Show all lines holding the string "halos".

+--

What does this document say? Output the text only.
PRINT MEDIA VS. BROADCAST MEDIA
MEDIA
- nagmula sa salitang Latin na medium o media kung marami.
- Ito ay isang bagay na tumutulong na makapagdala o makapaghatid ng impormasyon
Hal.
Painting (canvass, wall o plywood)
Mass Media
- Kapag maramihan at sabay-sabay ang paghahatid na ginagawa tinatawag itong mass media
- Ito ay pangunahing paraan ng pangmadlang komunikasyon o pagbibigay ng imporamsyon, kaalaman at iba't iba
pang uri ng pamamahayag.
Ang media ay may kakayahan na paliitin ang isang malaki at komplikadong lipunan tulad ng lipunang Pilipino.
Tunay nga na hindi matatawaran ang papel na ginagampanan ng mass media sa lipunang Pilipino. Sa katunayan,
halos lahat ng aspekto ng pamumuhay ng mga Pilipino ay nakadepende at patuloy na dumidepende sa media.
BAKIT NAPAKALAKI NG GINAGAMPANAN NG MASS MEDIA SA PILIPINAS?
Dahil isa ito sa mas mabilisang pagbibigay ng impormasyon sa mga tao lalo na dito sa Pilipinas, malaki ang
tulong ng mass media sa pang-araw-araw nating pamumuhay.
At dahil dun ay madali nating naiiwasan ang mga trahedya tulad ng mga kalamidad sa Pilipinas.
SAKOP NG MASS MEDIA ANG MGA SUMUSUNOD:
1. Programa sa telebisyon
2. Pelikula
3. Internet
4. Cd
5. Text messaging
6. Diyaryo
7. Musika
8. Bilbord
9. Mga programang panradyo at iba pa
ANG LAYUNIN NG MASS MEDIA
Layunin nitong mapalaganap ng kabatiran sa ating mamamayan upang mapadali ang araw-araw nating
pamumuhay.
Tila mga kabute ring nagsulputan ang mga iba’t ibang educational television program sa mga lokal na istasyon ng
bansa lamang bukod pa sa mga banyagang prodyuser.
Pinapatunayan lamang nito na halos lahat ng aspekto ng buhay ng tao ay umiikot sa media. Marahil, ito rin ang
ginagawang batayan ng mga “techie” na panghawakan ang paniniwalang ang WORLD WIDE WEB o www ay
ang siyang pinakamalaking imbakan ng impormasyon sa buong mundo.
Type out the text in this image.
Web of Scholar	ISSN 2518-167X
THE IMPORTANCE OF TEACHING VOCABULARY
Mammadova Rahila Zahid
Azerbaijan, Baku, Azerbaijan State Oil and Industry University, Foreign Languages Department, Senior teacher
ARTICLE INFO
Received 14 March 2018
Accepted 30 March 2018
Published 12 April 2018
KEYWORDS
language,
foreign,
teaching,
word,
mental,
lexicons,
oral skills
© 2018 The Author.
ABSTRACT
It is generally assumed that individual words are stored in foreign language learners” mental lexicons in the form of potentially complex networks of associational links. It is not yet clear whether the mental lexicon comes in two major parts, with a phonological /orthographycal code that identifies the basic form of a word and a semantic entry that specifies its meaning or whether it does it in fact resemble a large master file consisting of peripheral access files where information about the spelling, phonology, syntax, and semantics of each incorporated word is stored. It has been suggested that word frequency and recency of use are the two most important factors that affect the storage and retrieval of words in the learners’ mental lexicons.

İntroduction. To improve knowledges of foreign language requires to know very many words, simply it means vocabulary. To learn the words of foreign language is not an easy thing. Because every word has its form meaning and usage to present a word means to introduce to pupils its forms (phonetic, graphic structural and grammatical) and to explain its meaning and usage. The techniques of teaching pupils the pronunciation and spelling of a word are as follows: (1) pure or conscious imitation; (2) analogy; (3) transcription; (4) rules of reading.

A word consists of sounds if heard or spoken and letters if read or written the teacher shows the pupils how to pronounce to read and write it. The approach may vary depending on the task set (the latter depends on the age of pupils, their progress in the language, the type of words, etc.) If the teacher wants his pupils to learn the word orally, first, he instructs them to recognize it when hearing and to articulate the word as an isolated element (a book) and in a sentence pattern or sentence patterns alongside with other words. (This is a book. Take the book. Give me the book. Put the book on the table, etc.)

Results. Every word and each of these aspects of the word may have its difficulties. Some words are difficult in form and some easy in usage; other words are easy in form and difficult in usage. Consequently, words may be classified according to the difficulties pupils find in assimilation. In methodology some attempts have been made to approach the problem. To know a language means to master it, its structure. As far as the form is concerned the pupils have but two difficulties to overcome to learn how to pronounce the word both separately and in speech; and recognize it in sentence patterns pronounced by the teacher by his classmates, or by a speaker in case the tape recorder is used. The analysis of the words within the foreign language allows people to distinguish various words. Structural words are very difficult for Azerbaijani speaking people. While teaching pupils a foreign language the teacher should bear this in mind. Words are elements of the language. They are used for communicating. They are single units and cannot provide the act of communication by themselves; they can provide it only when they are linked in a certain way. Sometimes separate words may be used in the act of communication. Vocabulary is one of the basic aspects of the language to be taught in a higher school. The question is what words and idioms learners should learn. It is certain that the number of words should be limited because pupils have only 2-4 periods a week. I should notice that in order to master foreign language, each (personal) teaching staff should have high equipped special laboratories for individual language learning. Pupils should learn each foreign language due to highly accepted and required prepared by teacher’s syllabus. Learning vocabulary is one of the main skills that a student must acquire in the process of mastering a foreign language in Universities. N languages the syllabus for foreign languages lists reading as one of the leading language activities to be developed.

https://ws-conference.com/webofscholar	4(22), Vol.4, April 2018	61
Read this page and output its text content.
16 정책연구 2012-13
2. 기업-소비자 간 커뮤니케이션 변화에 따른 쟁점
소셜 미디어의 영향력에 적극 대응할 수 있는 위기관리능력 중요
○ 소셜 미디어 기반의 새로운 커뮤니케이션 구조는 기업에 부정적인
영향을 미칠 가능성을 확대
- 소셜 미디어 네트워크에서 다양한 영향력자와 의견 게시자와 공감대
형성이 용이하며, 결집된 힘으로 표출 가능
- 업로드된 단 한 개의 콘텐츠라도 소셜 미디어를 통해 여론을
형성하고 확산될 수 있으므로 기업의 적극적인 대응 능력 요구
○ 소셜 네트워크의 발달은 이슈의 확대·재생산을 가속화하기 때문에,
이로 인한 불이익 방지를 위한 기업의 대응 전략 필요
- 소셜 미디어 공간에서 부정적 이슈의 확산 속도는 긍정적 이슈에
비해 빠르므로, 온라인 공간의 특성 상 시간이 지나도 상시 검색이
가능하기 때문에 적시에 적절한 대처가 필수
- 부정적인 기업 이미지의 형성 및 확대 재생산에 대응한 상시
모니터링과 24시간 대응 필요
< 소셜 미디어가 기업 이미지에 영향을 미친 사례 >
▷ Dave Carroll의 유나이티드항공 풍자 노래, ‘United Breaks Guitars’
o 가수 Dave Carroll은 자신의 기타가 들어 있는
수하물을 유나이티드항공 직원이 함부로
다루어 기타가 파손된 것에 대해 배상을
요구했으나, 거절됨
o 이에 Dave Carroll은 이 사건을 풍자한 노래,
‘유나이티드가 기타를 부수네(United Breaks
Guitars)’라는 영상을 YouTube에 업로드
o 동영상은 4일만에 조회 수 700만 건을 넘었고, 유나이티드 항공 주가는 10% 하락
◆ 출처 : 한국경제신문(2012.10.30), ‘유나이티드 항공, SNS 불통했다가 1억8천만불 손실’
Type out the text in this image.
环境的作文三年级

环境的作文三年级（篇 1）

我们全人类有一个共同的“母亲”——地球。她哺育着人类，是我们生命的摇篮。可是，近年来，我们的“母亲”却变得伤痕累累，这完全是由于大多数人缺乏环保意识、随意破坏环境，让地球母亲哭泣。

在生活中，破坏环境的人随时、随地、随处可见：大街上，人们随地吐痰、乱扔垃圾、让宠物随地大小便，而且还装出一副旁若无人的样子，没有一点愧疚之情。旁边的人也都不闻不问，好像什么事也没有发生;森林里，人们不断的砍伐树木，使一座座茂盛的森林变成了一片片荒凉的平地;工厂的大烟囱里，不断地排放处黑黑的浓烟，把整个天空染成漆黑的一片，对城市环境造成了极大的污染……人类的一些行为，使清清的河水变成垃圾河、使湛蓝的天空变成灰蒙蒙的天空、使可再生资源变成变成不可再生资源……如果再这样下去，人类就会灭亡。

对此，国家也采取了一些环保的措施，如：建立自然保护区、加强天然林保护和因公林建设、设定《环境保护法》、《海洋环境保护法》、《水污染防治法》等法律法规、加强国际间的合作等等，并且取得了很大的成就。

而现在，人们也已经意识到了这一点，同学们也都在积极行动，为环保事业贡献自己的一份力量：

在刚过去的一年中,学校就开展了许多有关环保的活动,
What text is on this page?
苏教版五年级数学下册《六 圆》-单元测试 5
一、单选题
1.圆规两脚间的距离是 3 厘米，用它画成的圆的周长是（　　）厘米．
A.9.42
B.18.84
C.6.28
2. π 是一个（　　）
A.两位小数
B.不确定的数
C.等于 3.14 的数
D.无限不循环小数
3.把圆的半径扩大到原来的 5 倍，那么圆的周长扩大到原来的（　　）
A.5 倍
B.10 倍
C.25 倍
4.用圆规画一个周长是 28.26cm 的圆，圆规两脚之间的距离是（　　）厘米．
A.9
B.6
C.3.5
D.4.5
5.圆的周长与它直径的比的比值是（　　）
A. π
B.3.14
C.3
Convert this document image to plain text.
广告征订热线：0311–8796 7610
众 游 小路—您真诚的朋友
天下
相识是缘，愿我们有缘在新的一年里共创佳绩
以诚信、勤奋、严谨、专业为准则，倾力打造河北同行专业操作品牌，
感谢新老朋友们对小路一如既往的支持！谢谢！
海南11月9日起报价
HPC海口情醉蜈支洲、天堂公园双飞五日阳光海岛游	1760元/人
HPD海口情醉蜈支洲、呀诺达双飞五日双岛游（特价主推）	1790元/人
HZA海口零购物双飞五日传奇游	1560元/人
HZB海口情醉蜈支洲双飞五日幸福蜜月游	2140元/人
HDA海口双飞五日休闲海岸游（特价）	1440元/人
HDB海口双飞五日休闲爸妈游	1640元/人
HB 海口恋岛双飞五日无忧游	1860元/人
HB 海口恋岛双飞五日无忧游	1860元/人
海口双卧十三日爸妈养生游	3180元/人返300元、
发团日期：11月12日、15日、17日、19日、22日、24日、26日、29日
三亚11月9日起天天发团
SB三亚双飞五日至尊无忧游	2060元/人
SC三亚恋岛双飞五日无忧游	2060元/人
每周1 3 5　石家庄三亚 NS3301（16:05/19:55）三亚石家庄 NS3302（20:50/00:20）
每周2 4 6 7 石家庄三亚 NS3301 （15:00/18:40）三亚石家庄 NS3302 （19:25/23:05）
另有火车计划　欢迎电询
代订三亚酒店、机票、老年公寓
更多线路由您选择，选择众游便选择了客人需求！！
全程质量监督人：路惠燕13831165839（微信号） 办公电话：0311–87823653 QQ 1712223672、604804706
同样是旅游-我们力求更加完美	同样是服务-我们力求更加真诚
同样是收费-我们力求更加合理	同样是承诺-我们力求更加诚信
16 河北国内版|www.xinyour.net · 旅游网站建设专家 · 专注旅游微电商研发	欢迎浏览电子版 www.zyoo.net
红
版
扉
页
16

+--

**Task output:**
halos lahat ng aspekto ng pamumuhay ng mga Pilipino ay nakadepende at patuloy na dumidepende sa media.
Pinapatunayan lamang nito na halos lahat ng aspekto ng buhay ng tao ay umiikot sa media. Marahil, ito rin ang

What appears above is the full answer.